*Records to process*.
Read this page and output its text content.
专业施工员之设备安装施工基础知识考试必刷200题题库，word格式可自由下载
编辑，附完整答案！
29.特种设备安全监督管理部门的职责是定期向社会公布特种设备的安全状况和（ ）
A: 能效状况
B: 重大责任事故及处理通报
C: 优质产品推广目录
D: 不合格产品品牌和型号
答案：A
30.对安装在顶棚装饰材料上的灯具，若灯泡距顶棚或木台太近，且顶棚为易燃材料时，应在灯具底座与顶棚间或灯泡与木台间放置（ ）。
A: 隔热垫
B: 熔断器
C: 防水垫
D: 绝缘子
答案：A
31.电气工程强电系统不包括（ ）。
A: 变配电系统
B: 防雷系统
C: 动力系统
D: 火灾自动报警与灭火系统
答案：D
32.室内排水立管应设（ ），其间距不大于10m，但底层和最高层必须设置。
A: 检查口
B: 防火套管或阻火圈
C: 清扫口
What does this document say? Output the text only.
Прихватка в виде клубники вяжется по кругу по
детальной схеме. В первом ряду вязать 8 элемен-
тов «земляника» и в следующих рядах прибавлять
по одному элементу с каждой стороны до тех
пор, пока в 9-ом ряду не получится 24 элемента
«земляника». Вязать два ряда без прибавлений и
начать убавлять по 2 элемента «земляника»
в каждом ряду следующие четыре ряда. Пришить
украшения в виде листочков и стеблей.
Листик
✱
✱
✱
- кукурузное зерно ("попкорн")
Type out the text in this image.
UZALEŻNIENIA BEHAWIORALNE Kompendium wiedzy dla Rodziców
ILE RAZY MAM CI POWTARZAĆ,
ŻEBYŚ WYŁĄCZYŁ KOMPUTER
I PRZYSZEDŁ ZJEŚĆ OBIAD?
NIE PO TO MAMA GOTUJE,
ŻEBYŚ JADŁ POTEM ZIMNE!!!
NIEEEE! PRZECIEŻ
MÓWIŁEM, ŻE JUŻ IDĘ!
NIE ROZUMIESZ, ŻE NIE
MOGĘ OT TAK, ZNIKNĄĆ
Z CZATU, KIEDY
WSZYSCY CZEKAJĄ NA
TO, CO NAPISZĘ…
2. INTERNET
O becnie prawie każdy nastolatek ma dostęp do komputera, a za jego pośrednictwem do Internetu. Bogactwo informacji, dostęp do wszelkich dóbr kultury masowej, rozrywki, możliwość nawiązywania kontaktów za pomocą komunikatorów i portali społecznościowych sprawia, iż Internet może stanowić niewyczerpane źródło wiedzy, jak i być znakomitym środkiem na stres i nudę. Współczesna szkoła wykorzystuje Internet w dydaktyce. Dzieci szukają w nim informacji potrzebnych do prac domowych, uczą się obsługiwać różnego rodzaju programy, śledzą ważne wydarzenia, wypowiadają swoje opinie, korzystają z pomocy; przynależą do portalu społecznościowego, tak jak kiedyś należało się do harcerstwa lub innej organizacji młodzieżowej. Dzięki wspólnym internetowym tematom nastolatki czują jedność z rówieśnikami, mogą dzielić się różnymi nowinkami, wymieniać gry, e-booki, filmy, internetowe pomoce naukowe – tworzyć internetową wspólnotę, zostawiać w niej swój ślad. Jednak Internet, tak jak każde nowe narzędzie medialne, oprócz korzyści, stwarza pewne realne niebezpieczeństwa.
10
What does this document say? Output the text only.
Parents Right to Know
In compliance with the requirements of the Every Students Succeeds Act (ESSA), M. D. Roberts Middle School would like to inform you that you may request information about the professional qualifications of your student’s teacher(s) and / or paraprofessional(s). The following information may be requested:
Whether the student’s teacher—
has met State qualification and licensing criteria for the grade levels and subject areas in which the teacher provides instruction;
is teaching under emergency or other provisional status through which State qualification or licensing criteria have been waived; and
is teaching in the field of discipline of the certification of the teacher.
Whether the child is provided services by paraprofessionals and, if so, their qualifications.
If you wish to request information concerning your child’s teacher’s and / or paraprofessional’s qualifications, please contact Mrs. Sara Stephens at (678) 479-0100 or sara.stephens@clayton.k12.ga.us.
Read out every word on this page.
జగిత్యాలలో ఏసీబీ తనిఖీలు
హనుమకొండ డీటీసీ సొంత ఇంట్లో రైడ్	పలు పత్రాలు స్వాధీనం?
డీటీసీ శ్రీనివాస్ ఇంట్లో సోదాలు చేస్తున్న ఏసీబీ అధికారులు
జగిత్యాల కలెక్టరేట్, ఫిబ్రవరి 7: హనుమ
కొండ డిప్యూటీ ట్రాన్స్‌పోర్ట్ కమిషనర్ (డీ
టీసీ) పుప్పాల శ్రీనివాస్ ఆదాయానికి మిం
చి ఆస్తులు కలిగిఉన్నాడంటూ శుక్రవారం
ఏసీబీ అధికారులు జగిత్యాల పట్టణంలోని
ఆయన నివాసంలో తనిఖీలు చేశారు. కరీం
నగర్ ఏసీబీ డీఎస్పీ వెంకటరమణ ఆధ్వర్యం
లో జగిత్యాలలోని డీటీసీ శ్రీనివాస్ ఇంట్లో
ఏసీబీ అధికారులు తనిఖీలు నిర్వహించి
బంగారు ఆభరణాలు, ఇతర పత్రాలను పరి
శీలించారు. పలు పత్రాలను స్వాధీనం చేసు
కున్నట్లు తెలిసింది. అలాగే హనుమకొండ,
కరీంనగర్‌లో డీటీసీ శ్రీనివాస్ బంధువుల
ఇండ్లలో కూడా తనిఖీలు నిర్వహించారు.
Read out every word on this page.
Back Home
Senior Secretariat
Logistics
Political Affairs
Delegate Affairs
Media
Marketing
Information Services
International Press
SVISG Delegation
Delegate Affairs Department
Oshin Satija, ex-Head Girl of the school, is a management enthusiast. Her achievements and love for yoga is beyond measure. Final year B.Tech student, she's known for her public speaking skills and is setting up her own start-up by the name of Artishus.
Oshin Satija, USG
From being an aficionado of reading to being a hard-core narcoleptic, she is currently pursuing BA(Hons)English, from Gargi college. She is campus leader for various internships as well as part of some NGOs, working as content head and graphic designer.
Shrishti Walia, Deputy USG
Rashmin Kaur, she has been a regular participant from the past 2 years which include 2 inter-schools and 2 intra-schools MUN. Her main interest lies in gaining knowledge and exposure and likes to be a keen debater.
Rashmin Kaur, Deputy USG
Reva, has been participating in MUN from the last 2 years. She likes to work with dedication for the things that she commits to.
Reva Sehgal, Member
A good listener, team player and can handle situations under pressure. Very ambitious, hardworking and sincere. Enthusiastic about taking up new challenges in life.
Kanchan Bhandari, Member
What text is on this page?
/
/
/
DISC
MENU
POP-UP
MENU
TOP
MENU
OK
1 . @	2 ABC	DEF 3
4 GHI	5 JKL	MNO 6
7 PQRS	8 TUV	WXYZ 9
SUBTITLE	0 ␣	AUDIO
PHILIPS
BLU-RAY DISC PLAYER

*Instructions for the task*.
Determine how many lines of the material include the string "request". Output only that count.

*The solution*.
2